#### [WORK TO BE COMPLETED]
Here are some records; return them all exactly.

#### [RECORDS SHOWN]
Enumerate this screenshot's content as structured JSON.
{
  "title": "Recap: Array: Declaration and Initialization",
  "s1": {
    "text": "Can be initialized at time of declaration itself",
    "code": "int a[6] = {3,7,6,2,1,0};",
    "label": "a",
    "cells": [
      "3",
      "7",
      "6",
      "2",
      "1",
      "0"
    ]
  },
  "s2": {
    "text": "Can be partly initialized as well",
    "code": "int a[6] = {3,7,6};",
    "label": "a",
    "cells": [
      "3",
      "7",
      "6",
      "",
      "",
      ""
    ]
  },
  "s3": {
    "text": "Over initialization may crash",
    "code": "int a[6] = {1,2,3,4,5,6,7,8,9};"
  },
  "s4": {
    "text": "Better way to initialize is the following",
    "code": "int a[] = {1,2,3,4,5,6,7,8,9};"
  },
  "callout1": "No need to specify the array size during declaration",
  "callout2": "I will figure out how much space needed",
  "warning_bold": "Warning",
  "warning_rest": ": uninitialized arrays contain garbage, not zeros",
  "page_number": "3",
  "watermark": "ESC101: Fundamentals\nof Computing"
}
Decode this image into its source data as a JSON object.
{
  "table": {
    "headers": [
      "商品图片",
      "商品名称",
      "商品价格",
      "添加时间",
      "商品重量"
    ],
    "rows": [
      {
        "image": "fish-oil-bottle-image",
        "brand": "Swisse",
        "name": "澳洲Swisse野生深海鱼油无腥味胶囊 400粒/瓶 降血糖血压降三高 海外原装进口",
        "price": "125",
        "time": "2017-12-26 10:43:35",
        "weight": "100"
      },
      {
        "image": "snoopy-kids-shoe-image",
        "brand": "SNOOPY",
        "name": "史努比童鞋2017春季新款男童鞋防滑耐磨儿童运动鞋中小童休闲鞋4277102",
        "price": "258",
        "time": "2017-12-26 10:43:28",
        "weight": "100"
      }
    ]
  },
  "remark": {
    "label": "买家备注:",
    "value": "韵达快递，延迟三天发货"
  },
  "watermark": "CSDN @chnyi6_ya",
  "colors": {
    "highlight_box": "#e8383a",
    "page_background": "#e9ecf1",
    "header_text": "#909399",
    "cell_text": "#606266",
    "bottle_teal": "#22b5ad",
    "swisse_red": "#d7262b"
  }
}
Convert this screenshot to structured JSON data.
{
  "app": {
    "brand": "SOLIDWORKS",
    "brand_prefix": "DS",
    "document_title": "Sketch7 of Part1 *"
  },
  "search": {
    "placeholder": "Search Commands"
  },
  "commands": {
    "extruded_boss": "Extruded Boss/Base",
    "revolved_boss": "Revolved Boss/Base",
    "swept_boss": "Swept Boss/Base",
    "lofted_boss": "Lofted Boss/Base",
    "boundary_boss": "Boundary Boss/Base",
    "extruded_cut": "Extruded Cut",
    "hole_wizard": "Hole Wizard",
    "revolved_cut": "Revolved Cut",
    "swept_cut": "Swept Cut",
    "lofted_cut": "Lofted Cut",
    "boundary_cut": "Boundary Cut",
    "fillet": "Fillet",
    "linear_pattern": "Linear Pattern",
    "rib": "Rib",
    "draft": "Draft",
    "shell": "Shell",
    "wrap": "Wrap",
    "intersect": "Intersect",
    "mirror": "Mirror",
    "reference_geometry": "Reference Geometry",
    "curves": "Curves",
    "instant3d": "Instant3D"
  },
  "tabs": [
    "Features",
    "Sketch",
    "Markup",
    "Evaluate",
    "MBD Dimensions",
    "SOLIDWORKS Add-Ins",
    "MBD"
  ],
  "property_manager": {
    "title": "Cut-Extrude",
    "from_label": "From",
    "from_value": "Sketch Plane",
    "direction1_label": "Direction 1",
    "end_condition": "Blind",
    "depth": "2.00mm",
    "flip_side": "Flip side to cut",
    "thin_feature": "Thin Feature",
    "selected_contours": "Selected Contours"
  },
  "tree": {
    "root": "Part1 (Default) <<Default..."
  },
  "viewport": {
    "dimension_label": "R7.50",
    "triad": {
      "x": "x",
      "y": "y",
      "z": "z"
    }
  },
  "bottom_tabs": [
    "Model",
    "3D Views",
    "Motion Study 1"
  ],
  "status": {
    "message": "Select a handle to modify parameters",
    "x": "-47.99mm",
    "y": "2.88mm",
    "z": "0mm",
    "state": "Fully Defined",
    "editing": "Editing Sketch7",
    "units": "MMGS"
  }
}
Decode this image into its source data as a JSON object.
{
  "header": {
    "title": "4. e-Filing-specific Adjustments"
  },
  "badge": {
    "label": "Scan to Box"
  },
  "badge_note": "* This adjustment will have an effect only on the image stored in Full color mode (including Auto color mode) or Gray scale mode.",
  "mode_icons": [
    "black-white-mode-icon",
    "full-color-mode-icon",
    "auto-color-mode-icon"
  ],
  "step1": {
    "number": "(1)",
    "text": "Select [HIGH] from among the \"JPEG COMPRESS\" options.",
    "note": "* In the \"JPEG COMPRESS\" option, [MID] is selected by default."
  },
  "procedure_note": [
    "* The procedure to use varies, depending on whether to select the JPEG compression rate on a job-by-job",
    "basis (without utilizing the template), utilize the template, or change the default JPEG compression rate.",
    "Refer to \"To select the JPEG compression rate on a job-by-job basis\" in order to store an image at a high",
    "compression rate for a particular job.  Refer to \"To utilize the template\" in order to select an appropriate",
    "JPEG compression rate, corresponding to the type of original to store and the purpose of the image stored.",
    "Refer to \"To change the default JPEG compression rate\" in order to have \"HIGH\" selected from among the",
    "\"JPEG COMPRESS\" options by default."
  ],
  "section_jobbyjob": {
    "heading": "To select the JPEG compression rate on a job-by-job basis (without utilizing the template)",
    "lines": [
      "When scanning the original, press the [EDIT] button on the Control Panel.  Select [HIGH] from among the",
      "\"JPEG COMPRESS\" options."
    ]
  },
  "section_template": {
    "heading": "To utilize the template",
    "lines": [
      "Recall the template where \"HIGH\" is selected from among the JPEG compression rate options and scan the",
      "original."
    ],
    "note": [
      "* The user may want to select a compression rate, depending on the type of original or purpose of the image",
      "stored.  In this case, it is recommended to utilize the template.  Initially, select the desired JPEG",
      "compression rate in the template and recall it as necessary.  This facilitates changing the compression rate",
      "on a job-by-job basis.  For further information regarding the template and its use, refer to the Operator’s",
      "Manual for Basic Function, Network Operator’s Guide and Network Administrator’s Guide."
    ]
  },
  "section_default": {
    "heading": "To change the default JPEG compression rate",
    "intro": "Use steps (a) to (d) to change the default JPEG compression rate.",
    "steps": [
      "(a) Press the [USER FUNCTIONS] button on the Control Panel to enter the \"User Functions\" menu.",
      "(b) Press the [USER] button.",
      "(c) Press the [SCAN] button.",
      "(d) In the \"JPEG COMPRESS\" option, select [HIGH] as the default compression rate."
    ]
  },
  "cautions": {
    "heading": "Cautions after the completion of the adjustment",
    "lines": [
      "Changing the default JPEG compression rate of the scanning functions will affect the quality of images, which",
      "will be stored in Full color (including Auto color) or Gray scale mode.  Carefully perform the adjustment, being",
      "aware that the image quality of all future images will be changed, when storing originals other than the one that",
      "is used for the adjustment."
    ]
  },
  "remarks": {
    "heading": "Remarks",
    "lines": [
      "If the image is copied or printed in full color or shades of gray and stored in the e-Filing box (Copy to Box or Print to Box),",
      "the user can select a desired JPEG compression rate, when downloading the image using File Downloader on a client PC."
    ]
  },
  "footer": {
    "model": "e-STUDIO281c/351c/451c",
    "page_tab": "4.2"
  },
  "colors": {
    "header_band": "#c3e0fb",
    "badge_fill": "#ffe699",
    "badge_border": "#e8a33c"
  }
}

#### [TASK RESULT]
Enumerate this screenshot's content as structured JSON.
{
  "title": "Recap: Array: Declaration and Initialization",
  "s1": {
    "text": "Can be initialized at time of declaration itself",
    "code": "int a[6] = {3,7,6,2,1,0};",
    "label": "a",
    "cells": [
      "3",
      "7",
      "6",
      "2",
      "1",
      "0"
    ]
  },
  "s2": {
    "text": "Can be partly initialized as well",
    "code": "int a[6] = {3,7,6};",
    "label": "a",
    "cells": [
      "3",
      "7",
      "6",
      "",
      "",
      ""
    ]
  },
  "s3": {
    "text": "Over initialization may crash",
    "code": "int a[6] = {1,2,3,4,5,6,7,8,9};"
  },
  "s4": {
    "text": "Better way to initialize is the following",
    "code": "int a[] = {1,2,3,4,5,6,7,8,9};"
  },
  "callout1": "No need to specify the array size during declaration",
  "callout2": "I will figure out how much space needed",
  "warning_bold": "Warning",
  "warning_rest": ": uninitialized arrays contain garbage, not zeros",
  "page_number": "3",
  "watermark": "ESC101: Fundamentals\nof Computing"
}
Decode this image into its source data as a JSON object.
{
  "table": {
    "headers": [
      "商品图片",
      "商品名称",
      "商品价格",
      "添加时间",
      "商品重量"
    ],
    "rows": [
      {
        "image": "fish-oil-bottle-image",
        "brand": "Swisse",
        "name": "澳洲Swisse野生深海鱼油无腥味胶囊 400粒/瓶 降血糖血压降三高 海外原装进口",
        "price": "125",
        "time": "2017-12-26 10:43:35",
        "weight": "100"
      },
      {
        "image": "snoopy-kids-shoe-image",
        "brand": "SNOOPY",
        "name": "史努比童鞋2017春季新款男童鞋防滑耐磨儿童运动鞋中小童休闲鞋4277102",
        "price": "258",
        "time": "2017-12-26 10:43:28",
        "weight": "100"
      }
    ]
  },
  "remark": {
    "label": "买家备注:",
    "value": "韵达快递，延迟三天发货"
  },
  "watermark": "CSDN @chnyi6_ya",
  "colors": {
    "highlight_box": "#e8383a",
    "page_background": "#e9ecf1",
    "header_text": "#909399",
    "cell_text": "#606266",
    "bottle_teal": "#22b5ad",
    "swisse_red": "#d7262b"
  }
}
Convert this screenshot to structured JSON data.
{
  "app": {
    "brand": "SOLIDWORKS",
    "brand_prefix": "DS",
    "document_title": "Sketch7 of Part1 *"
  },
  "search": {
    "placeholder": "Search Commands"
  },
  "commands": {
    "extruded_boss": "Extruded Boss/Base",
    "revolved_boss": "Revolved Boss/Base",
    "swept_boss": "Swept Boss/Base",
    "lofted_boss": "Lofted Boss/Base",
    "boundary_boss": "Boundary Boss/Base",
    "extruded_cut": "Extruded Cut",
    "hole_wizard": "Hole Wizard",
    "revolved_cut": "Revolved Cut",
    "swept_cut": "Swept Cut",
    "lofted_cut": "Lofted Cut",
    "boundary_cut": "Boundary Cut",
    "fillet": "Fillet",
    "linear_pattern": "Linear Pattern",
    "rib": "Rib",
    "draft": "Draft",
    "shell": "Shell",
    "wrap": "Wrap",
    "intersect": "Intersect",
    "mirror": "Mirror",
    "reference_geometry": "Reference Geometry",
    "curves": "Curves",
    "instant3d": "Instant3D"
  },
  "tabs": [
    "Features",
    "Sketch",
    "Markup",
    "Evaluate",
    "MBD Dimensions",
    "SOLIDWORKS Add-Ins",
    "MBD"
  ],
  "property_manager": {
    "title": "Cut-Extrude",
    "from_label": "From",
    "from_value": "Sketch Plane",
    "direction1_label": "Direction 1",
    "end_condition": "Blind",
    "depth": "2.00mm",
    "flip_side": "Flip side to cut",
    "thin_feature": "Thin Feature",
    "selected_contours": "Selected Contours"
  },
  "tree": {
    "root": "Part1 (Default) <<Default..."
  },
  "viewport": {
    "dimension_label": "R7.50",
    "triad": {
      "x": "x",
      "y": "y",
      "z": "z"
    }
  },
  "bottom_tabs": [
    "Model",
    "3D Views",
    "Motion Study 1"
  ],
  "status": {
    "message": "Select a handle to modify parameters",
    "x": "-47.99mm",
    "y": "2.88mm",
    "z": "0mm",
    "state": "Fully Defined",
    "editing": "Editing Sketch7",
    "units": "MMGS"
  }
}
Decode this image into its source data as a JSON object.
{
  "header": {
    "title": "4. e-Filing-specific Adjustments"
  },
  "badge": {
    "label": "Scan to Box"
  },
  "badge_note": "* This adjustment will have an effect only on the image stored in Full color mode (including Auto color mode) or Gray scale mode.",
  "mode_icons": [
    "black-white-mode-icon",
    "full-color-mode-icon",
    "auto-color-mode-icon"
  ],
  "step1": {
    "number": "(1)",
    "text": "Select [HIGH] from among the \"JPEG COMPRESS\" options.",
    "note": "* In the \"JPEG COMPRESS\" option, [MID] is selected by default."
  },
  "procedure_note": [
    "* The procedure to use varies, depending on whether to select the JPEG compression rate on a job-by-job",
    "basis (without utilizing the template), utilize the template, or change the default JPEG compression rate.",
    "Refer to \"To select the JPEG compression rate on a job-by-job basis\" in order to store an image at a high",
    "compression rate for a particular job.  Refer to \"To utilize the template\" in order to select an appropriate",
    "JPEG compression rate, corresponding to the type of original to store and the purpose of the image stored.",
    "Refer to \"To change the default JPEG compression rate\" in order to have \"HIGH\" selected from among the",
    "\"JPEG COMPRESS\" options by default."
  ],
  "section_jobbyjob": {
    "heading": "To select the JPEG compression rate on a job-by-job basis (without utilizing the template)",
    "lines": [
      "When scanning the original, press the [EDIT] button on the Control Panel.  Select [HIGH] from among the",
      "\"JPEG COMPRESS\" options."
    ]
  },
  "section_template": {
    "heading": "To utilize the template",
    "lines": [
      "Recall the template where \"HIGH\" is selected from among the JPEG compression rate options and scan the",
      "original."
    ],
    "note": [
      "* The user may want to select a compression rate, depending on the type of original or purpose of the image",
      "stored.  In this case, it is recommended to utilize the template.  Initially, select the desired JPEG",
      "compression rate in the template and recall it as necessary.  This facilitates changing the compression rate",
      "on a job-by-job basis.  For further information regarding the template and its use, refer to the Operator’s",
      "Manual for Basic Function, Network Operator’s Guide and Network Administrator’s Guide."
    ]
  },
  "section_default": {
    "heading": "To change the default JPEG compression rate",
    "intro": "Use steps (a) to (d) to change the default JPEG compression rate.",
    "steps": [
      "(a) Press the [USER FUNCTIONS] button on the Control Panel to enter the \"User Functions\" menu.",
      "(b) Press the [USER] button.",
      "(c) Press the [SCAN] button.",
      "(d) In the \"JPEG COMPRESS\" option, select [HIGH] as the default compression rate."
    ]
  },
  "cautions": {
    "heading": "Cautions after the completion of the adjustment",
    "lines": [
      "Changing the default JPEG compression rate of the scanning functions will affect the quality of images, which",
      "will be stored in Full color (including Auto color) or Gray scale mode.  Carefully perform the adjustment, being",
      "aware that the image quality of all future images will be changed, when storing originals other than the one that",
      "is used for the adjustment."
    ]
  },
  "remarks": {
    "heading": "Remarks",
    "lines": [
      "If the image is copied or printed in full color or shades of gray and stored in the e-Filing box (Copy to Box or Print to Box),",
      "the user can select a desired JPEG compression rate, when downloading the image using File Downloader on a client PC."
    ]
  },
  "footer": {
    "model": "e-STUDIO281c/351c/451c",
    "page_tab": "4.2"
  },
  "colors": {
    "header_band": "#c3e0fb",
    "badge_fill": "#ffe699",
    "badge_border": "#e8a33c"
  }
}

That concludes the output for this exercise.